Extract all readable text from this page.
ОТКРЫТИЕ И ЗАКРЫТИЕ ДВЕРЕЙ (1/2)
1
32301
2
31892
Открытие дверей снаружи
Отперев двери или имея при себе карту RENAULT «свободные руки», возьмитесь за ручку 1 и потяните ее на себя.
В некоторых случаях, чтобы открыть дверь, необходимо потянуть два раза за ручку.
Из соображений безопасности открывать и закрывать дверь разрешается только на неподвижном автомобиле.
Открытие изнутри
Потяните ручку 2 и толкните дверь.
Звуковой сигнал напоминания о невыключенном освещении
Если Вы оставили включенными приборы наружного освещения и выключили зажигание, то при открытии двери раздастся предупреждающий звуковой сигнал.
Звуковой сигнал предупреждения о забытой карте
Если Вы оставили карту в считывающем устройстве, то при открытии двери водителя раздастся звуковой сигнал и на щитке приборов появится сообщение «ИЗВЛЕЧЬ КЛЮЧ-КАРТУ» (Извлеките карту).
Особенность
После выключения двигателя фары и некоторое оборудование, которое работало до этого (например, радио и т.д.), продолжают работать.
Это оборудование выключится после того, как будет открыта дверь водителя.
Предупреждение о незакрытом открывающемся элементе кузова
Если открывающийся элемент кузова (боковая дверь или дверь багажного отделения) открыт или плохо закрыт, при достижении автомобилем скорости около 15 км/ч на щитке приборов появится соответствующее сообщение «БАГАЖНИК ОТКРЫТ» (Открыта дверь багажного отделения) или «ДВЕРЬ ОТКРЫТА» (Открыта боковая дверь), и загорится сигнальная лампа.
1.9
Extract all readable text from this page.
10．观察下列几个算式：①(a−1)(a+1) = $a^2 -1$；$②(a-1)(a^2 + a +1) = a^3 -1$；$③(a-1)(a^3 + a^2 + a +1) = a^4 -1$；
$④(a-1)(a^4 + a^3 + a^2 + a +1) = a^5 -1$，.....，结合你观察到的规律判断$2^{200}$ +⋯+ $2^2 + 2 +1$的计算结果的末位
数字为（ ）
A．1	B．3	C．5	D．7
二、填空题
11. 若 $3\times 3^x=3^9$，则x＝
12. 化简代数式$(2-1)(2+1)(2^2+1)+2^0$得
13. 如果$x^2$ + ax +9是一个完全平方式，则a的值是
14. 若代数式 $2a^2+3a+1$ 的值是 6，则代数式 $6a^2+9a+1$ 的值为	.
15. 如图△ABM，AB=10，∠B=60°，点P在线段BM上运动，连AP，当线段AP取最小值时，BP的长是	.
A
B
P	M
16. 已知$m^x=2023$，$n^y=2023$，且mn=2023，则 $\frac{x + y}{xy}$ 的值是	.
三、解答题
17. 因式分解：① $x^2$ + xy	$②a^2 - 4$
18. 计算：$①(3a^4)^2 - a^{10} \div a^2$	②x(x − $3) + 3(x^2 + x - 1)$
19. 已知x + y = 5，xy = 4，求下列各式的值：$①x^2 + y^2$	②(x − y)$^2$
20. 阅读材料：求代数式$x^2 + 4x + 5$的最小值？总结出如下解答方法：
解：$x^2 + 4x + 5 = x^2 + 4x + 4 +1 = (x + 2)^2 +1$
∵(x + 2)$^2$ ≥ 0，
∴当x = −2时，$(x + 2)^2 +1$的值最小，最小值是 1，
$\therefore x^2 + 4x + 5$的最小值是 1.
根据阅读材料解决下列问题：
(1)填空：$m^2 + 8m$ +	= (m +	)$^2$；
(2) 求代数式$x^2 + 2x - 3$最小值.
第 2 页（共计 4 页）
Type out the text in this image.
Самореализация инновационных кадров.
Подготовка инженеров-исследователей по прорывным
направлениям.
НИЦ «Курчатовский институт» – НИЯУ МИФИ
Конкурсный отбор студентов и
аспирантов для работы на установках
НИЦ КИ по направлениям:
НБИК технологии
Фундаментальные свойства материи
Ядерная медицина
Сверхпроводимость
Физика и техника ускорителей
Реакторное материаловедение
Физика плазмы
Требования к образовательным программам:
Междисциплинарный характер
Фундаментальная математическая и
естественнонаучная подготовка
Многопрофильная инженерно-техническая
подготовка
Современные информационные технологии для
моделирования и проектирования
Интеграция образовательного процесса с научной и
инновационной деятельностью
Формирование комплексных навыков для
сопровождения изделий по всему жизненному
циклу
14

* [Exercise brief]
Looking at the listing above, how many of its lines contain the string "открытии"? Give the number alone.

* [Complete answer]
2